Start Given passage

Wednesday 15 January 2020

Nursery Schools in Changing Social Conditions


CAPE ARGUS - 1939, January 16
The Cape Peninsula has had an enviable reputation for the quality of its schools since the days when the late Sir Thomas Muir was director of the Cape Education Department and brought highly trained teachers to the country to organize the schools and training colleges. Most of these teachers he imported from Scotland, where the standard of education was high, and the thoroughness of their methods soon made its mark on Cape education.
As the city has extended and its population increased the number of schools has multiplied accordingly. The decision to make the age of school attendance six and to start the Government schools at Standard 1 has led to the opening of a great number of private nursery and kindergarten schools. These have been opened in neighbourhoods where there are many households with young children. The children have not far to travel to school and their attendance is not the strain on the time of the parents that it would be at a central school.
The increase of quick traffic on the roads has made it impossible for young children to go unattended if the school is any distance from the home or if there are main thoroughfares to be crossed. These kindergarten schools frequently take the child to the third or fourth standard, and by that time the child’s traffic sense should be sufficiently trained to enable him to go back and forth to the high school in safety.

End Given passage
Start Records for the task

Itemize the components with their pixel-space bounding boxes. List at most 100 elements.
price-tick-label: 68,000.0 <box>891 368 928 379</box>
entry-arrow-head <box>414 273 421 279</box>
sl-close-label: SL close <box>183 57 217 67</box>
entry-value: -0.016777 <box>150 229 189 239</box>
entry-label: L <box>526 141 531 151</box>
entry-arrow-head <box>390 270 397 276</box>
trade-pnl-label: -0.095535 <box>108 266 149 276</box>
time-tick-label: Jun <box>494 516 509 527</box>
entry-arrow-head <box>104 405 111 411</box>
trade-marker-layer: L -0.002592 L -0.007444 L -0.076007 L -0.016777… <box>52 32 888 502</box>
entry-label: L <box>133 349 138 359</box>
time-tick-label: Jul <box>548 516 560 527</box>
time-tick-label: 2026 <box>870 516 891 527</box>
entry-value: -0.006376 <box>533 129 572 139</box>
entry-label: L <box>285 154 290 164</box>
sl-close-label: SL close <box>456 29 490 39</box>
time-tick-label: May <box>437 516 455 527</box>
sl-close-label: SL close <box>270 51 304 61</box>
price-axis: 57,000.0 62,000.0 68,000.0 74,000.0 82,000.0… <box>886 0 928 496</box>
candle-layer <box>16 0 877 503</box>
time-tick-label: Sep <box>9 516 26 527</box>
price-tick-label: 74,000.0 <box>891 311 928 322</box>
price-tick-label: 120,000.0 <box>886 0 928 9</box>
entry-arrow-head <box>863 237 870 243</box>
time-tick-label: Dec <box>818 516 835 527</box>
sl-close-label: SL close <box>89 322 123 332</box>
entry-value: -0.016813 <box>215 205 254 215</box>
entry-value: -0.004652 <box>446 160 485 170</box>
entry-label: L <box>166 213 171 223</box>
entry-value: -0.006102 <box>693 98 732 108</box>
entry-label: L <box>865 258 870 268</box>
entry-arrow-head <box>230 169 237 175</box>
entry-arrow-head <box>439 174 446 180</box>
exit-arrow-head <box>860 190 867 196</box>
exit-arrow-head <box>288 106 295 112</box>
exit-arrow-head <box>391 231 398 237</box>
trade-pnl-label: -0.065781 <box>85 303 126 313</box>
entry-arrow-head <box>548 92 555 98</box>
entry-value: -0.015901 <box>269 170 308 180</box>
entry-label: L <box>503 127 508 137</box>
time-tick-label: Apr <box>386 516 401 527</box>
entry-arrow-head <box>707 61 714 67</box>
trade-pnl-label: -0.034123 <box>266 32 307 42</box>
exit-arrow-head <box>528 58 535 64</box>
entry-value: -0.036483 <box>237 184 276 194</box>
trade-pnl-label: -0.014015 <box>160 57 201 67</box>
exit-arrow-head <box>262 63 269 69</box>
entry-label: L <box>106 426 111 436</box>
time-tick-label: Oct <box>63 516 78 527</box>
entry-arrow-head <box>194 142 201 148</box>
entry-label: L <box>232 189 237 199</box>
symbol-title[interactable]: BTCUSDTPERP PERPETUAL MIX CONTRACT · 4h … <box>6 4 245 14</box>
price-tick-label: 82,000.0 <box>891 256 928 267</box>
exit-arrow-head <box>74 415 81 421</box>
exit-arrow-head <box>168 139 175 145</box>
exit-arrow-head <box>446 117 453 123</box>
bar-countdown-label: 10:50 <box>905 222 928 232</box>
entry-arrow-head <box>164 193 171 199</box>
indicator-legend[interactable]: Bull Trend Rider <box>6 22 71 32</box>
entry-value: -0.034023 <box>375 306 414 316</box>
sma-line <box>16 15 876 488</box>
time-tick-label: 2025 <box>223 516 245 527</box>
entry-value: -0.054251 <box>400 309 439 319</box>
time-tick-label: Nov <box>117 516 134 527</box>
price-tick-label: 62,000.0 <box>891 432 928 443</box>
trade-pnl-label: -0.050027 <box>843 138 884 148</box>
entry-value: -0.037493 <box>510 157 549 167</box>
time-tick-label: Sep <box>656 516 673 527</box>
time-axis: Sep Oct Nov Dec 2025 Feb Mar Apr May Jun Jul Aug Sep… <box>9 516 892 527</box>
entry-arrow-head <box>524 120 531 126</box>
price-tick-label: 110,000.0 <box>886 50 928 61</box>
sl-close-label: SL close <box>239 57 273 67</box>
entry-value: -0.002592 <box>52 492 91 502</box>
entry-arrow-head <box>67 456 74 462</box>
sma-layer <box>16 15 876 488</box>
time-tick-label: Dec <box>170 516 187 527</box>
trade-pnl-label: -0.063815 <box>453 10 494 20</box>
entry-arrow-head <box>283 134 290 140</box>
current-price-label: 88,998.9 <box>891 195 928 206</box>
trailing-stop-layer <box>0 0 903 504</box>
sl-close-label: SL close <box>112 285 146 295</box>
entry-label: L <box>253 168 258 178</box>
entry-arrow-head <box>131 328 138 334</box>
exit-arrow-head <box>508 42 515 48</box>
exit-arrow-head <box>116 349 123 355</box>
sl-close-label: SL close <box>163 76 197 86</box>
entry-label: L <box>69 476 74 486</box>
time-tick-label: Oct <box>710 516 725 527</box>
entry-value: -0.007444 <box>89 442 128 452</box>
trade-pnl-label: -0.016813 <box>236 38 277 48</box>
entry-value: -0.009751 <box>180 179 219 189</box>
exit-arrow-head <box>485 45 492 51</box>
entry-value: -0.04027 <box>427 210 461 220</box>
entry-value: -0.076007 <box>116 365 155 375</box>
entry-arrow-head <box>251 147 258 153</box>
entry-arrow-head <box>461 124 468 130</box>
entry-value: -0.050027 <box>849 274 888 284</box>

End Records for the task

### Short problem 1
Answer these questions about the article on nursery schools:
(a) Who was director of the Cape Education Department when highly trained teachers were brought to the country?
(b) From which country were most of those teachers imported?
(c) Up to which standard do the kindergarten schools frequently take the child?
### Short problem 2
Change "entry-arrow-head" to "entry-marker" in the listing, from its first line up to and including the line with "trade-marker-layer: L -0.002592", and give back only those lines with everything else left as it is.

### Complete response 1
(a) The late Sir Thomas Muir.
(b) Scotland.
(c) The third or fourth standard.

### Complete response 2
Itemize the components with their pixel-space bounding boxes. List at most 100 elements.
price-tick-label: 68,000.0 <box>891 368 928 379</box>
entry-marker <box>414 273 421 279</box>
sl-close-label: SL close <box>183 57 217 67</box>
entry-value: -0.016777 <box>150 229 189 239</box>
entry-label: L <box>526 141 531 151</box>
entry-marker <box>390 270 397 276</box>
trade-pnl-label: -0.095535 <box>108 266 149 276</box>
time-tick-label: Jun <box>494 516 509 527</box>
entry-marker <box>104 405 111 411</box>
trade-marker-layer: L -0.002592 L -0.007444 L -0.076007 L -0.016777… <box>52 32 888 502</box>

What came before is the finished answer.